## Instructions for the task
For each line below that contains the string "this", copy that line.

## Record list
* * * * * * *

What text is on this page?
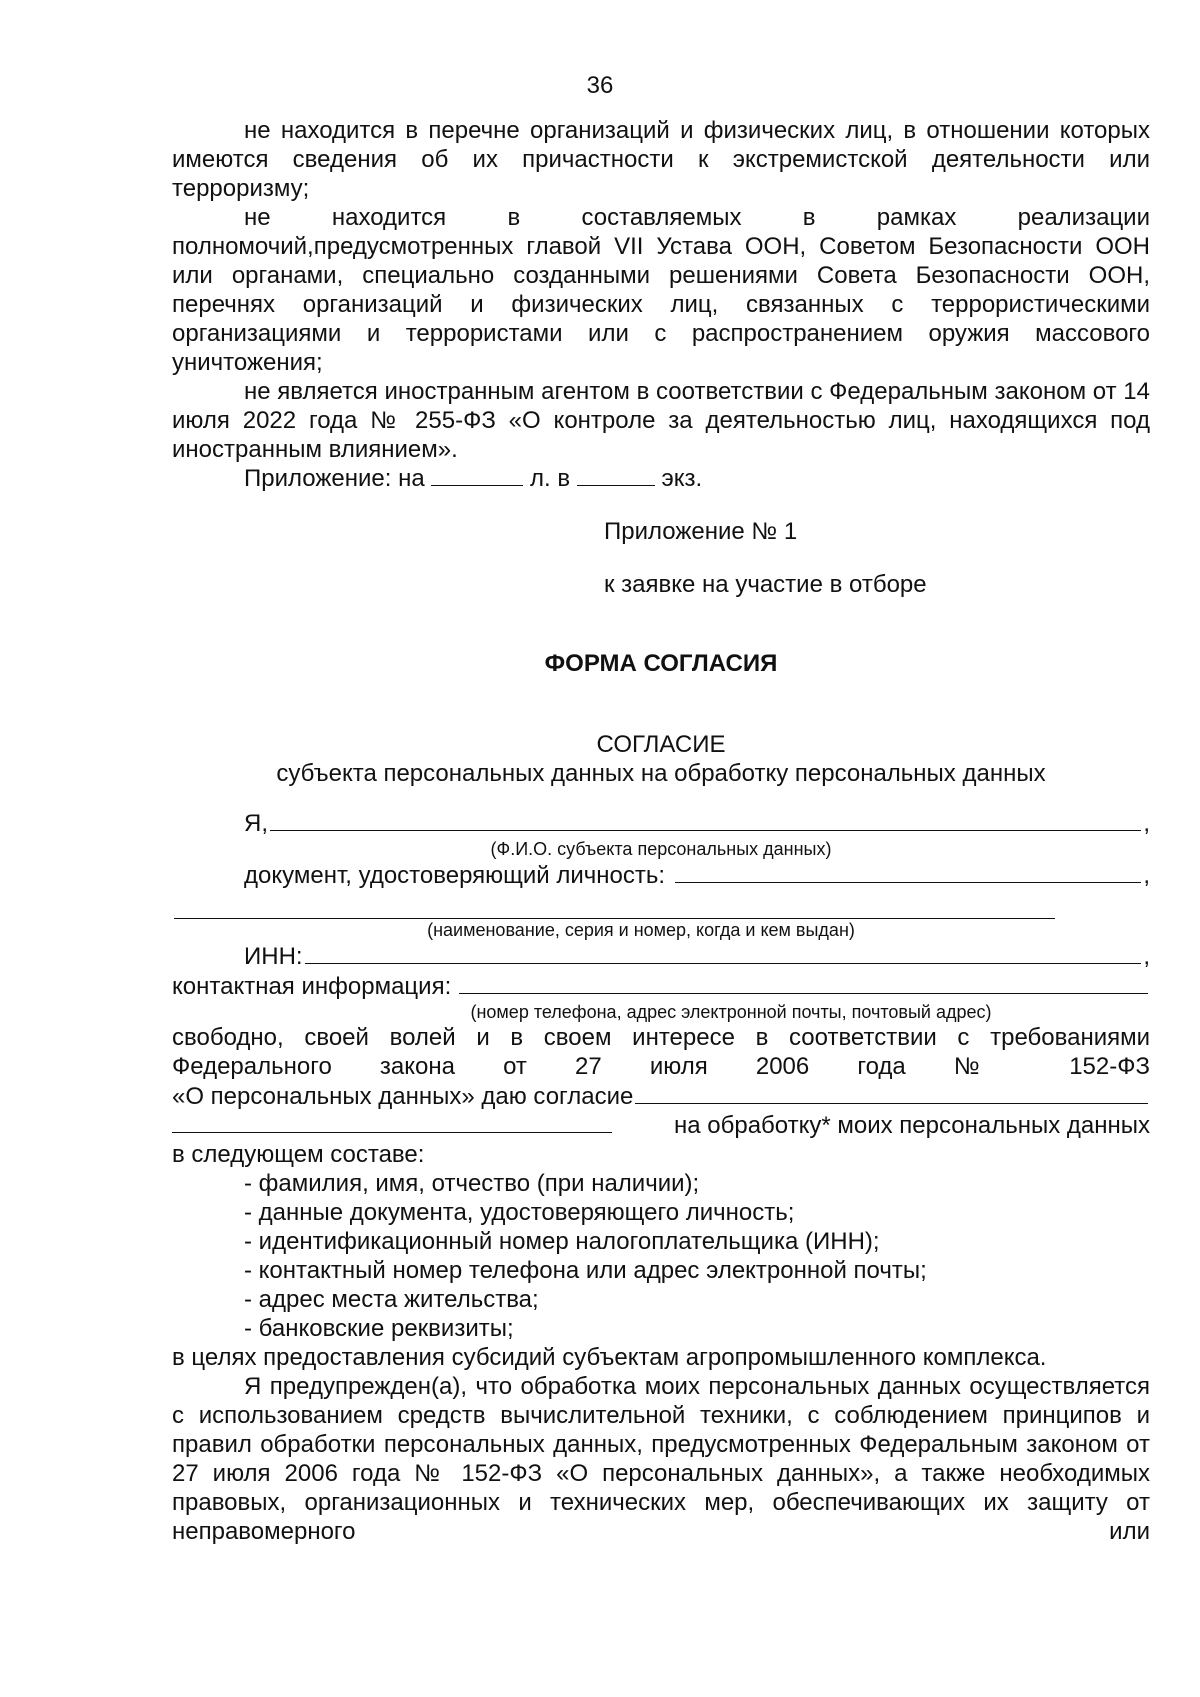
36

не находится в перечне организаций и физических лиц, в отношении которых имеются сведения об их причастности к экстремистской деятельности или терроризму;

не находится в составляемых в рамках реализации полномочий,предусмотренных главой VII Устава ООН, Советом Безопасности ООН или органами, специально созданными решениями Совета Безопасности ООН, перечнях организаций и физических лиц, связанных с террористическими организациями и террористами или с распространением оружия массового уничтожения;

не является иностранным агентом в соответствии с Федеральным законом от 14 июля 2022 года № 255-ФЗ «О контроле за деятельностью лиц, находящихся под иностранным влиянием».

Приложение: на	л. в	экз.

Приложение № 1

к заявке на участие в отборе

ФОРМА СОГЛАСИЯ

СОГЛАСИЕ

субъекта персональных данных на обработку персональных данных

Я,	,

(Ф.И.О. субъекта персональных данных)

документ, удостоверяющий личность:	,

(наименование, серия и номер, когда и кем выдан)

ИНН:	,
контактная информация:

(номер телефона, адрес электронной почты, почтовый адрес)

свободно, своей волей и в своем интересе в соответствии с требованиями Федерального закона от 27 июля 2006 года № 152-ФЗ

«О персональных данных» даю согласие
на обработку* моих персональных данных

в следующем составе:

- фамилия, имя, отчество (при наличии);

- данные документа, удостоверяющего личность;

- идентификационный номер налогоплательщика (ИНН);

- контактный номер телефона или адрес электронной почты;

- адрес места жительства;

- банковские реквизиты;

в целях предоставления субсидий субъектам агропромышленного комплекса.

Я предупрежден(а), что обработка моих персональных данных осуществляется с использованием средств вычислительной техники, с соблюдением принципов и правил обработки персональных данных, предусмотренных Федеральным законом от 27 июля 2006 года № 152-ФЗ «О персональных данных», а также необходимых правовых, организационных и технических мер, обеспечивающих их защиту от неправомерного или
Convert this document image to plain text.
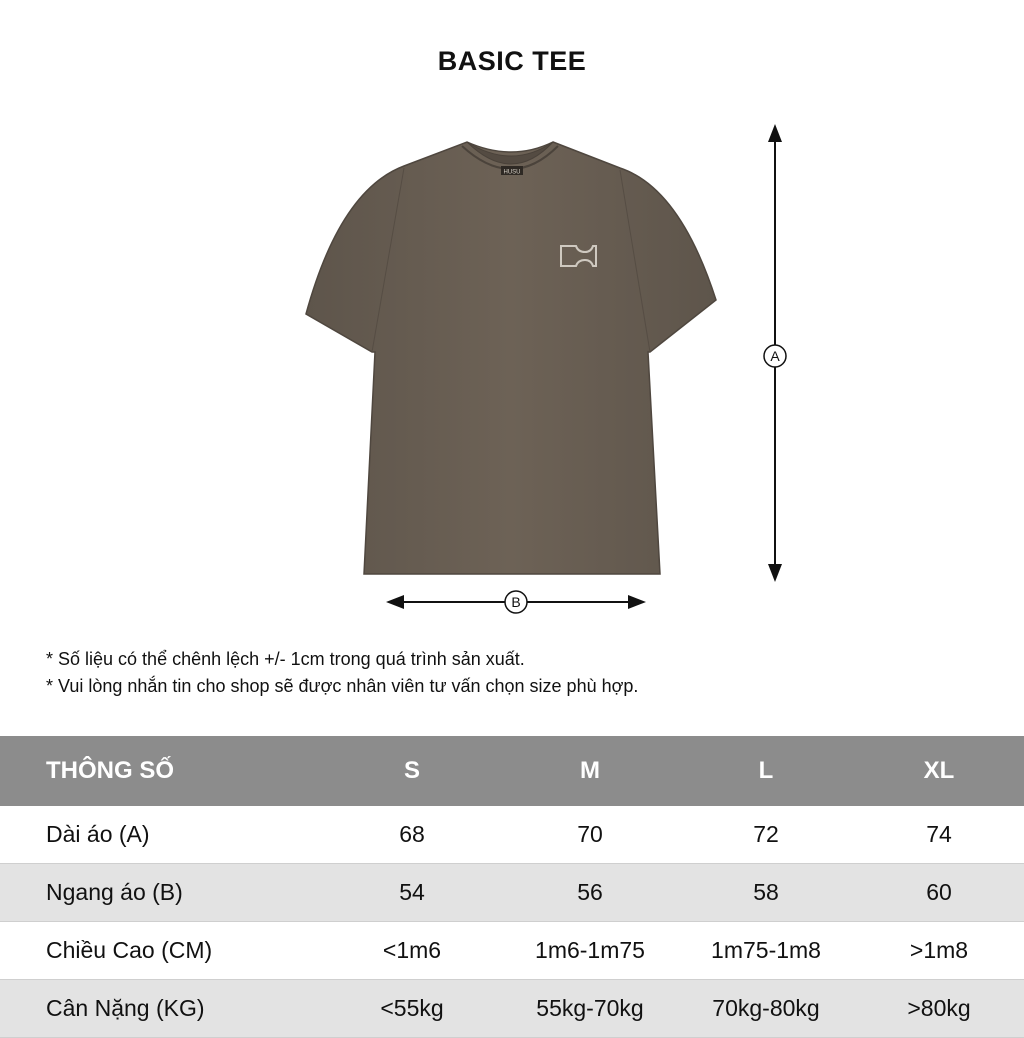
BASIC TEE
HUSU
A
B
* Số liệu có thể chênh lệch +/- 1cm trong quá trình sản xuất.
* Vui lòng nhắn tin cho shop sẽ được nhân viên tư vấn chọn size phù hợp.
THÔNG SỐ	S	M	L	XL
Dài áo (A)	68	70	72	74
Ngang áo (B)	54	56	58	60
Chiều Cao (CM)	<1m6	1m6-1m75	1m75-1m8	>1m8
Cân Nặng (KG)	<55kg	55kg-70kg	70kg-80kg	>80kg
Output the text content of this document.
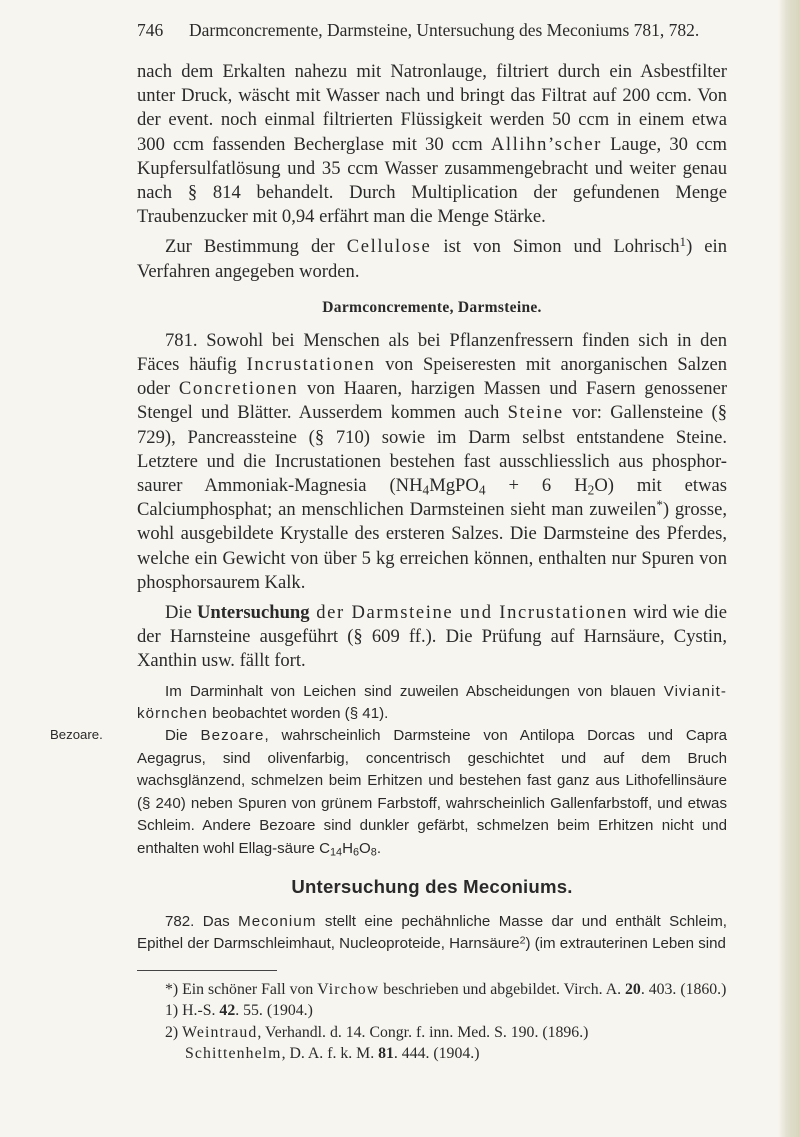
746	Darmconcremente, Darmsteine, Untersuchung des Meconiums 781, 782.

nach dem Erkalten nahezu mit Natronlauge, filtriert durch ein Asbestfilter unter Druck, wäscht mit Wasser nach und bringt das Filtrat auf 200 ccm. Von der event. noch einmal filtrierten Flüssigkeit werden 50 ccm in einem etwa 300 ccm fassenden Becherglase mit 30 ccm Allihn’scher Lauge, 30 ccm Kupfersulfatlösung und 35 ccm Wasser zusammengebracht und weiter genau nach § 814 behandelt. Durch Multiplication der gefundenen Menge Traubenzucker mit 0,94 erfährt man die Menge Stärke.

Zur Bestimmung der Cellulose ist von Simon und Lohrisch$^1$) ein Verfahren angegeben worden.

Darmconcremente, Darmsteine.

781. Sowohl bei Menschen als bei Pflanzenfressern finden sich in den Fäces häufig Incrustationen von Speiseresten mit anorganischen Salzen oder Concretionen von Haaren, harzigen Massen und Fasern genossener Stengel und Blätter. Ausserdem kommen auch Steine vor: Gallensteine (§ 729), Pancreassteine (§ 710) sowie im Darm selbst entstandene Steine. Letztere und die Incrustationen bestehen fast ausschliesslich aus phosphor-saurer Ammoniak-Magnesia ($NH_4MgPO_4 + 6$ $H_2O$) mit etwas Calciumphosphat; an menschlichen Darmsteinen sieht man zuweilen*) grosse, wohl ausgebildete Krystalle des ersteren Salzes. Die Darmsteine des Pferdes, welche ein Gewicht von über 5 kg erreichen können, enthalten nur Spuren von phosphorsaurem Kalk.

Die Untersuchung der Darmsteine und Incrustationen wird wie die der Harnsteine ausgeführt (§ 609 ff.). Die Prüfung auf Harnsäure, Cystin, Xanthin usw. fällt fort.

Im Darminhalt von Leichen sind zuweilen Abscheidungen von blauen Vivianit-körnchen beobachtet worden (§ 41).

Bezoare.	Die Bezoare, wahrscheinlich Darmsteine von Antilopa Dorcas und Capra Aegagrus, sind olivenfarbig, concentrisch geschichtet und auf dem Bruch wachsglänzend, schmelzen beim Erhitzen und bestehen fast ganz aus Lithofellinsäure (§ 240) neben Spuren von grünem Farbstoff, wahrscheinlich Gallenfarbstoff, und etwas Schleim. Andere Bezoare sind dunkler gefärbt, schmelzen beim Erhitzen nicht und enthalten wohl Ellag-säure $C_{14}H_6O_8$.

Untersuchung des Meconiums.

782. Das Meconium stellt eine pechähnliche Masse dar und enthält Schleim, Epithel der Darmschleimhaut, Nucleoproteide, Harnsäure$^2$) (im extrauterinen Leben sind

*) Ein schöner Fall von Virchow beschrieben und abgebildet. Virch. A. 20. 403. (1860.)

1) H.-S. 42. 55. (1904.)

2) Weintraud, Verhandl. d. 14. Congr. f. inn. Med. S. 190. (1896.)

Schittenhelm, D. A. f. k. M. 81. 444. (1904.)
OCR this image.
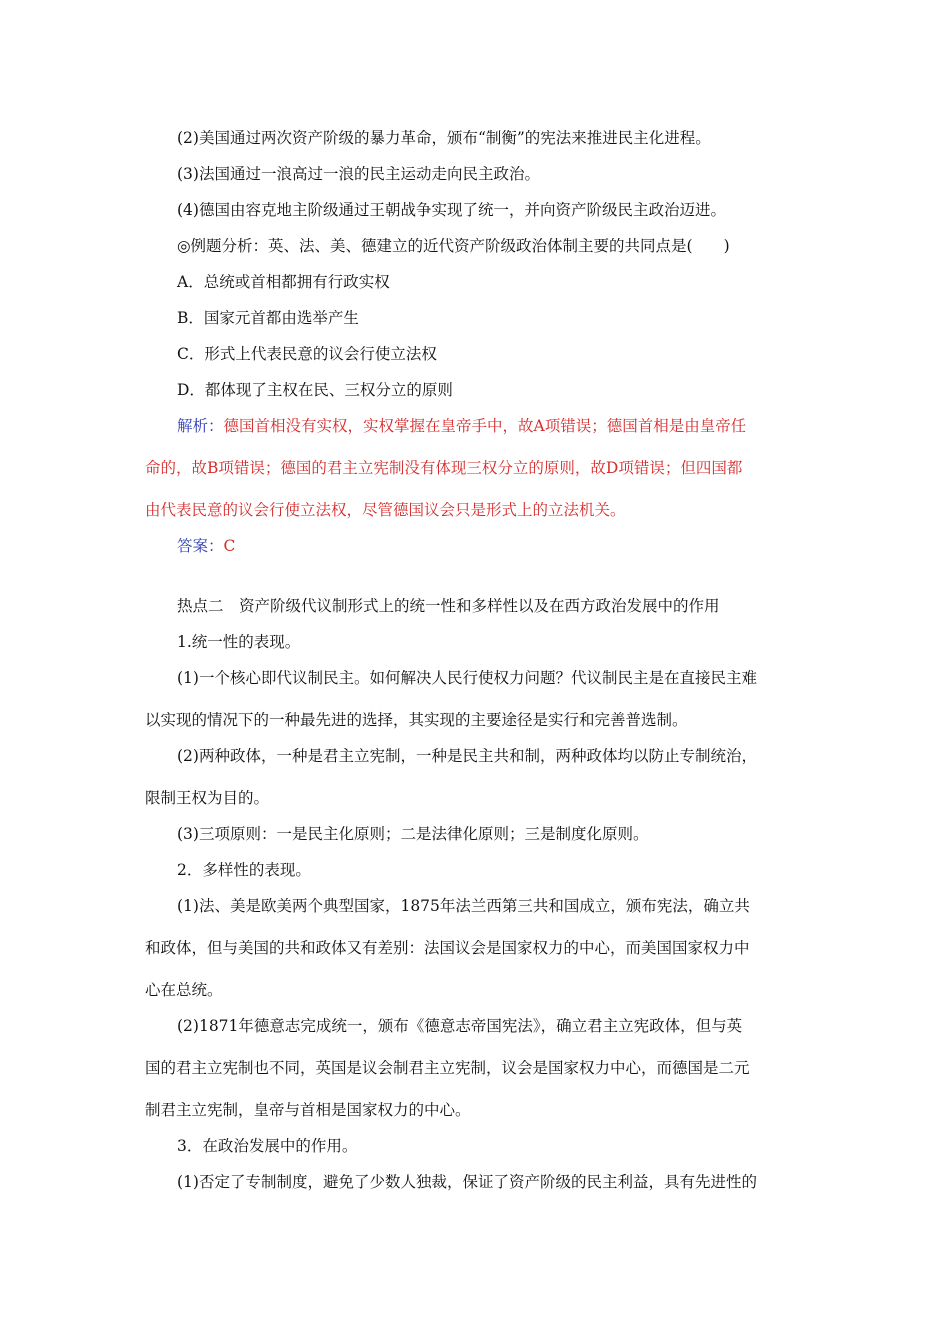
(2)美国通过两次资产阶级的暴力革命，颁布“制衡”的宪法来推进民主化进程。
(3)法国通过一浪高过一浪的民主运动走向民主政治。
(4)德国由容克地主阶级通过王朝战争实现了统一，并向资产阶级民主政治迈进。
◎例题分析：英、法、美、德建立的近代资产阶级政治体制主要的共同点是(　　)
A．总统或首相都拥有行政实权
B．国家元首都由选举产生
C．形式上代表民意的议会行使立法权
D．都体现了主权在民、三权分立的原则
解析：德国首相没有实权，实权掌握在皇帝手中，故A项错误；德国首相是由皇帝任
命的，故B项错误；德国的君主立宪制没有体现三权分立的原则，故D项错误；但四国都
由代表民意的议会行使立法权，尽管德国议会只是形式上的立法机关。
答案：C
热点二　资产阶级代议制形式上的统一性和多样性以及在西方政治发展中的作用
1.统一性的表现。
(1)一个核心即代议制民主。如何解决人民行使权力问题？代议制民主是在直接民主难
以实现的情况下的一种最先进的选择，其实现的主要途径是实行和完善普选制。
(2)两种政体，一种是君主立宪制，一种是民主共和制，两种政体均以防止专制统治，
限制王权为目的。
(3)三项原则：一是民主化原则；二是法律化原则；三是制度化原则。
2．多样性的表现。
(1)法、美是欧美两个典型国家，1875年法兰西第三共和国成立，颁布宪法，确立共
和政体，但与美国的共和政体又有差别：法国议会是国家权力的中心，而美国国家权力中
心在总统。
(2)1871年德意志完成统一，颁布《德意志帝国宪法》，确立君主立宪政体，但与英
国的君主立宪制也不同，英国是议会制君主立宪制，议会是国家权力中心，而德国是二元
制君主立宪制，皇帝与首相是国家权力的中心。
3．在政治发展中的作用。
(1)否定了专制制度，避免了少数人独裁，保证了资产阶级的民主利益，具有先进性的
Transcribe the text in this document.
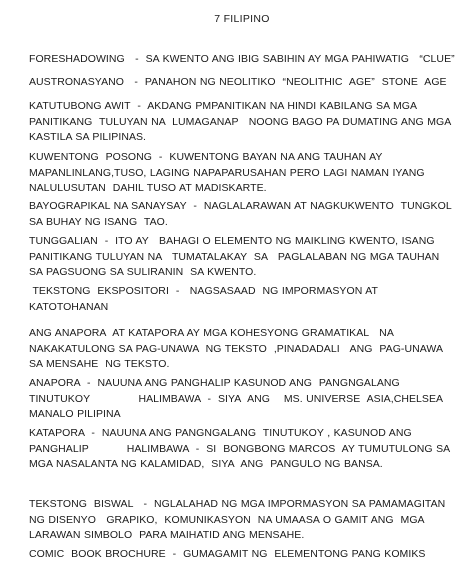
7 FILIPINO
FORESHADOWING   -  SA KWENTO ANG IBIG SABIHIN AY MGA PAHIWATIG   “CLUE”
AUSTRONASYANO   -  PANAHON NG NEOLITIKO  “NEOLITHIC  AGE”  STONE  AGE
KATUTUBONG AWIT  -  AKDANG PMPANITIKAN NA HINDI KABILANG SA MGA PANITIKANG  TULUYAN NA  LUMAGANAP   NOONG BAGO PA DUMATING ANG MGA KASTILA SA PILIPINAS.
KUWENTONG  POSONG  -  KUWENTONG BAYAN NA ANG TAUHAN AY MAPANLINLANG,TUSO, LAGING NAPAPARUSAHAN PERO LAGI NAMAN IYANG NALULUSUTAN  DAHIL TUSO AT MADISKARTE.
BAYOGRAPIKAL NA SANAYSAY  -  NAGLALARAWAN AT NAGKUKWENTO  TUNGKOL SA BUHAY NG ISANG  TAO.
TUNGGALIAN  -  ITO AY   BAHAGI O ELEMENTO NG MAIKLING KWENTO, ISANG PANITIKANG TULUYAN NA   TUMATALAKAY  SA   PAGLALABAN NG MGA TAUHAN  SA PAGSUONG SA SULIRANIN  SA KWENTO.
TEKSTONG  EKSPOSITORI  -   NAGSASAAD  NG IMPORMASYON AT  KATOTOHANAN
ANG ANAPORA  AT KATAPORA AY MGA KOHESYONG GRAMATIKAL   NA NAKAKATULONG SA PAG-UNAWA  NG TEKSTO  ,PINADADALI   ANG  PAG-UNAWA SA MENSAHE  NG TEKSTO.
ANAPORA  -  NAUUNA ANG PANGHALIP KASUNOD ANG  PANGNGALANG TINUTUKOY              HALIMBAWA  -  SIYA  ANG    MS. UNIVERSE  ASIA,CHELSEA MANALO PILIPINA
KATAPORA  -  NAUUNA ANG PANGNGALANG  TINUTUKOY , KASUNOD ANG PANGHALIP           HALIMBAWA  -  SI  BONGBONG MARCOS  AY TUMUTULONG SA MGA NASALANTA NG KALAMIDAD,  SIYA  ANG  PANGULO NG BANSA.
TEKSTONG  BISWAL   -  NGLALAHAD NG MGA IMPORMASYON SA PAMAMAGITAN NG DISENYO   GRAPIKO,  KOMUNIKASYON  NA UMAASA O GAMIT ANG  MGA LARAWAN SIMBOLO  PARA MAIHATID ANG MENSAHE.
COMIC  BOOK BROCHURE  -  GUMAGAMIT NG  ELEMENTONG PANG KOMIKS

* * * * * * *

## The response
What text is on this page?
Convert this document image to plain text.
Output the text content of this document.
OCR this image.
Transcribe the text in this document.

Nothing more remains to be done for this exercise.